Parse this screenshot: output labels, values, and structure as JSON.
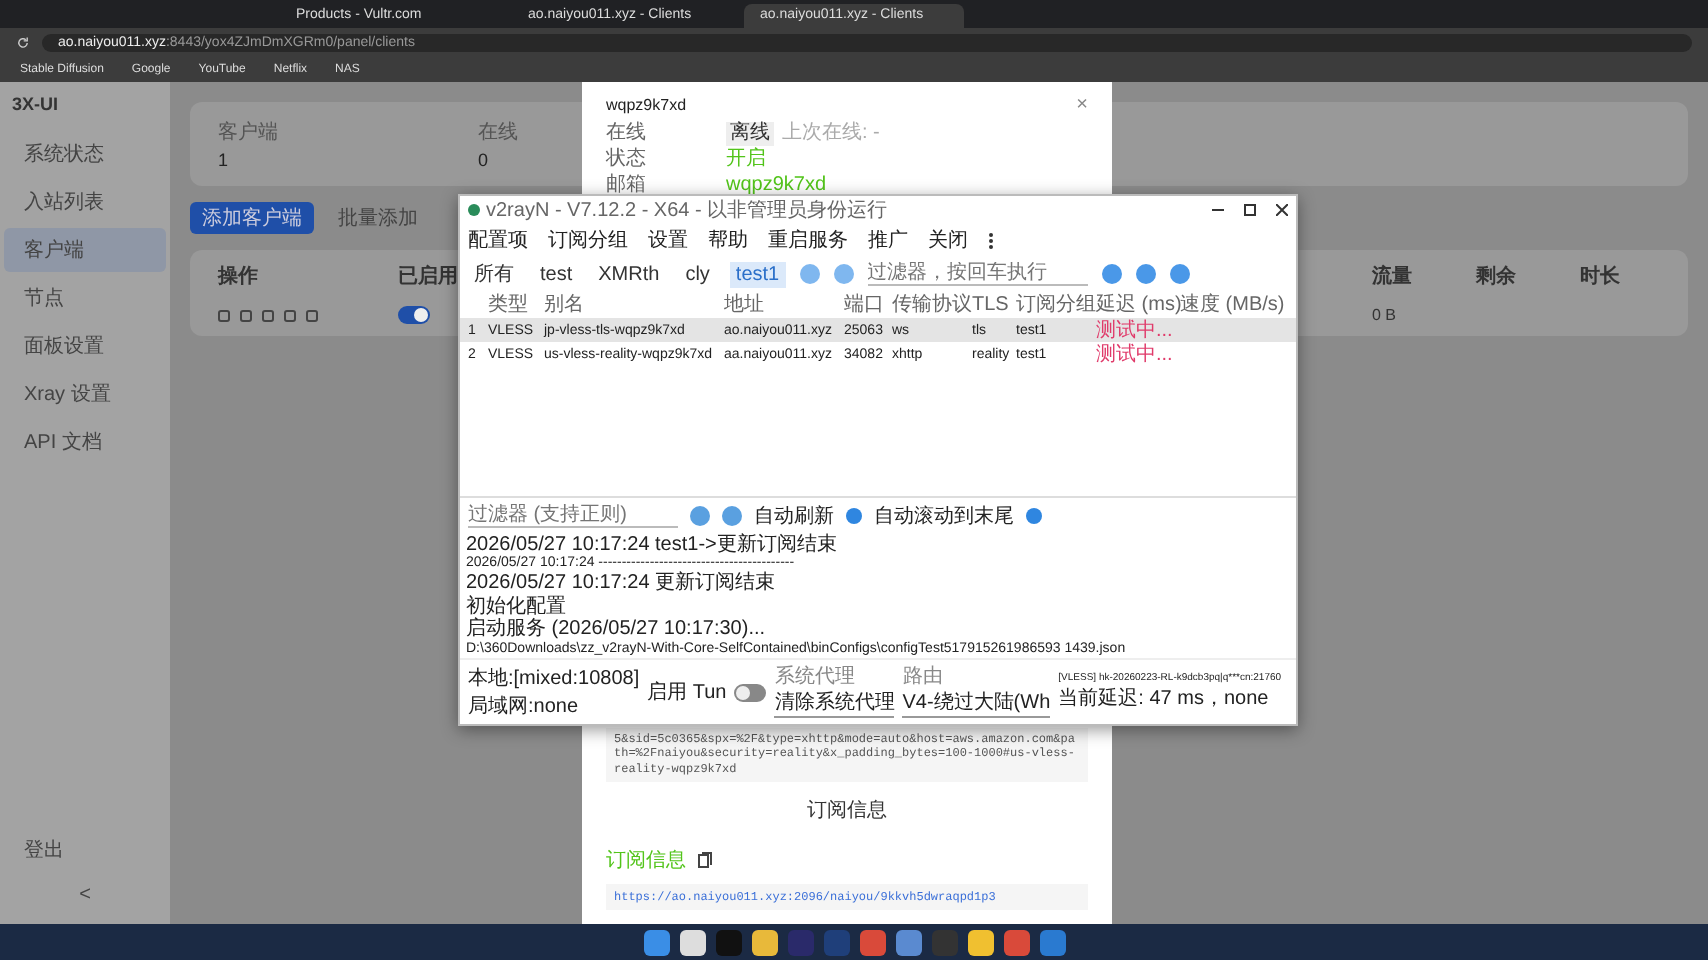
{
  "browser": {
    "tabs": [
      {
        "title": "Products - Vultr.com",
        "selected": false
      },
      {
        "title": "ao.naiyou011.xyz - Clients",
        "selected": false
      },
      {
        "title": "ao.naiyou011.xyz - Clients",
        "selected": true
      }
    ],
    "address": {
      "host": "ao.naiyou011.xyz",
      "path": ":8443/yox4ZJmDmXGRm0/panel/clients"
    },
    "bookmarks": [
      "Stable Diffusion",
      "Google",
      "YouTube",
      "Netflix",
      "NAS"
    ]
  },
  "sidebar": {
    "logo": "3X-UI",
    "items": [
      {
        "label": "系统状态",
        "selected": false
      },
      {
        "label": "入站列表",
        "selected": false
      },
      {
        "label": "客户端",
        "selected": true
      },
      {
        "label": "节点",
        "selected": false
      },
      {
        "label": "面板设置",
        "selected": false
      },
      {
        "label": "Xray 设置",
        "selected": false
      },
      {
        "label": "API 文档",
        "selected": false
      }
    ],
    "logout": "登出",
    "collapse": "<"
  },
  "main": {
    "stats": [
      {
        "label": "客户端",
        "value": "1"
      },
      {
        "label": "在线",
        "value": "0"
      }
    ],
    "buttons": [
      "添加客户端",
      "批量添加"
    ],
    "columns": [
      "操作",
      "已启用",
      "流量",
      "剩余",
      "时长"
    ],
    "rows": [
      {
        "enabled": true,
        "traffic": "0 B"
      }
    ]
  },
  "modal": {
    "title": "wqpz9k7xd",
    "close": "×",
    "fields": [
      {
        "label": "在线",
        "kind": "tag",
        "value": "离线",
        "extra": "上次在线: -"
      },
      {
        "label": "状态",
        "kind": "green",
        "value": "开启"
      },
      {
        "label": "邮箱",
        "kind": "green",
        "value": "wqpz9k7xd"
      }
    ],
    "link_text": "5&sid=5c0365&spx=%2F&type=xhttp&mode=auto&host=aws.amazon.com&path=%2Fnaiyou&security=reality&x_padding_bytes=100-1000#us-vless-reality-wqpz9k7xd",
    "sub_heading": "订阅信息",
    "sub_label": "订阅信息",
    "sub_url": "https://ao.naiyou011.xyz:2096/naiyou/9kkvh5dwraqpd1p3"
  },
  "v2rayn": {
    "title": "v2rayN - V7.12.2 - X64 - 以非管理员身份运行",
    "menu": [
      "配置项",
      "订阅分组",
      "设置",
      "帮助",
      "重启服务",
      "推广",
      "关闭"
    ],
    "groups": [
      {
        "label": "所有",
        "selected": false
      },
      {
        "label": "test",
        "selected": false
      },
      {
        "label": "XMRth",
        "selected": false
      },
      {
        "label": "cly",
        "selected": false
      },
      {
        "label": "test1",
        "selected": true
      }
    ],
    "filter_placeholder": "过滤器，按回车执行",
    "columns": [
      "类型",
      "别名",
      "地址",
      "端口",
      "传输协议",
      "TLS",
      "订阅分组",
      "延迟 (ms)",
      "速度 (MB/s)"
    ],
    "rows": [
      {
        "index": "1",
        "cells": [
          "VLESS",
          "jp-vless-tls-wqpz9k7xd",
          "ao.naiyou011.xyz",
          "25063",
          "ws",
          "tls",
          "test1",
          "测试中..."
        ],
        "selected": true
      },
      {
        "index": "2",
        "cells": [
          "VLESS",
          "us-vless-reality-wqpz9k7xd",
          "aa.naiyou011.xyz",
          "34082",
          "xhttp",
          "reality",
          "test1",
          "测试中..."
        ],
        "selected": false
      }
    ],
    "log_filter_placeholder": "过滤器 (支持正则)",
    "auto_refresh": {
      "label": "自动刷新",
      "on": true
    },
    "auto_scroll": {
      "label": "自动滚动到末尾",
      "on": true
    },
    "log": [
      "2026/05/27 10:17:24 test1->更新订阅结束",
      "2026/05/27 10:17:24 ------------------------------------------",
      "2026/05/27 10:17:24 更新订阅结束",
      "初始化配置",
      "启动服务 (2026/05/27 10:17:30)...",
      "D:\\360Downloads\\zz_v2rayN-With-Core-SelfContained\\binConfigs\\configTest517915261986593 1439.json"
    ],
    "status": {
      "local": "本地:[mixed:10808]",
      "lan": "局域网:none",
      "tun_label": "启用 Tun",
      "tun_on": false,
      "proxy_label": "系统代理",
      "proxy_value": "清除系统代理",
      "route_label": "路由",
      "route_value": "V4-绕过大陆(Wh",
      "server": "[VLESS] hk-20260223-RL-k9dcb3pq|q***cn:21760",
      "delay": "当前延迟: 47 ms，none"
    }
  }
}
==*==
Directions | Reproduce the entries above without change, omitting all pictures.

Result for this exercise |
Parse this screenshot: output labels, values, and structure as JSON.
{
  "browser": {
    "tabs": [
      {
        "title": "Products - Vultr.com",
        "selected": false
      },
      {
        "title": "ao.naiyou011.xyz - Clients",
        "selected": false
      },
      {
        "title": "ao.naiyou011.xyz - Clients",
        "selected": true
      }
    ],
    "address": {
      "host": "ao.naiyou011.xyz",
      "path": ":8443/yox4ZJmDmXGRm0/panel/clients"
    },
    "bookmarks": [
      "Stable Diffusion",
      "Google",
      "YouTube",
      "Netflix",
      "NAS"
    ]
  },
  "sidebar": {
    "logo": "3X-UI",
    "items": [
      {
        "label": "系统状态",
        "selected": false
      },
      {
        "label": "入站列表",
        "selected": false
      },
      {
        "label": "客户端",
        "selected": true
      },
      {
        "label": "节点",
        "selected": false
      },
      {
        "label": "面板设置",
        "selected": false
      },
      {
        "label": "Xray 设置",
        "selected": false
      },
      {
        "label": "API 文档",
        "selected": false
      }
    ],
    "logout": "登出",
    "collapse": "<"
  },
  "main": {
    "stats": [
      {
        "label": "客户端",
        "value": "1"
      },
      {
        "label": "在线",
        "value": "0"
      }
    ],
    "buttons": [
      "添加客户端",
      "批量添加"
    ],
    "columns": [
      "操作",
      "已启用",
      "流量",
      "剩余",
      "时长"
    ],
    "rows": [
      {
        "enabled": true,
        "traffic": "0 B"
      }
    ]
  },
  "modal": {
    "title": "wqpz9k7xd",
    "close": "×",
    "fields": [
      {
        "label": "在线",
        "kind": "tag",
        "value": "离线",
        "extra": "上次在线: -"
      },
      {
        "label": "状态",
        "kind": "green",
        "value": "开启"
      },
      {
        "label": "邮箱",
        "kind": "green",
        "value": "wqpz9k7xd"
      }
    ],
    "link_text": "5&sid=5c0365&spx=%2F&type=xhttp&mode=auto&host=aws.amazon.com&path=%2Fnaiyou&security=reality&x_padding_bytes=100-1000#us-vless-reality-wqpz9k7xd",
    "sub_heading": "订阅信息",
    "sub_label": "订阅信息",
    "sub_url": "https://ao.naiyou011.xyz:2096/naiyou/9kkvh5dwraqpd1p3"
  },
  "v2rayn": {
    "title": "v2rayN - V7.12.2 - X64 - 以非管理员身份运行",
    "menu": [
      "配置项",
      "订阅分组",
      "设置",
      "帮助",
      "重启服务",
      "推广",
      "关闭"
    ],
    "groups": [
      {
        "label": "所有",
        "selected": false
      },
      {
        "label": "test",
        "selected": false
      },
      {
        "label": "XMRth",
        "selected": false
      },
      {
        "label": "cly",
        "selected": false
      },
      {
        "label": "test1",
        "selected": true
      }
    ],
    "filter_placeholder": "过滤器，按回车执行",
    "columns": [
      "类型",
      "别名",
      "地址",
      "端口",
      "传输协议",
      "TLS",
      "订阅分组",
      "延迟 (ms)",
      "速度 (MB/s)"
    ],
    "rows": [
      {
        "index": "1",
        "cells": [
          "VLESS",
          "jp-vless-tls-wqpz9k7xd",
          "ao.naiyou011.xyz",
          "25063",
          "ws",
          "tls",
          "test1",
          "测试中..."
        ],
        "selected": true
      },
      {
        "index": "2",
        "cells": [
          "VLESS",
          "us-vless-reality-wqpz9k7xd",
          "aa.naiyou011.xyz",
          "34082",
          "xhttp",
          "reality",
          "test1",
          "测试中..."
        ],
        "selected": false
      }
    ],
    "log_filter_placeholder": "过滤器 (支持正则)",
    "auto_refresh": {
      "label": "自动刷新",
      "on": true
    },
    "auto_scroll": {
      "label": "自动滚动到末尾",
      "on": true
    },
    "log": [
      "2026/05/27 10:17:24 test1->更新订阅结束",
      "2026/05/27 10:17:24 ------------------------------------------",
      "2026/05/27 10:17:24 更新订阅结束",
      "初始化配置",
      "启动服务 (2026/05/27 10:17:30)...",
      "D:\\360Downloads\\zz_v2rayN-With-Core-SelfContained\\binConfigs\\configTest517915261986593 1439.json"
    ],
    "status": {
      "local": "本地:[mixed:10808]",
      "lan": "局域网:none",
      "tun_label": "启用 Tun",
      "tun_on": false,
      "proxy_label": "系统代理",
      "proxy_value": "清除系统代理",
      "route_label": "路由",
      "route_value": "V4-绕过大陆(Wh",
      "server": "[VLESS] hk-20260223-RL-k9dcb3pq|q***cn:21760",
      "delay": "当前延迟: 47 ms，none"
    }
  }
}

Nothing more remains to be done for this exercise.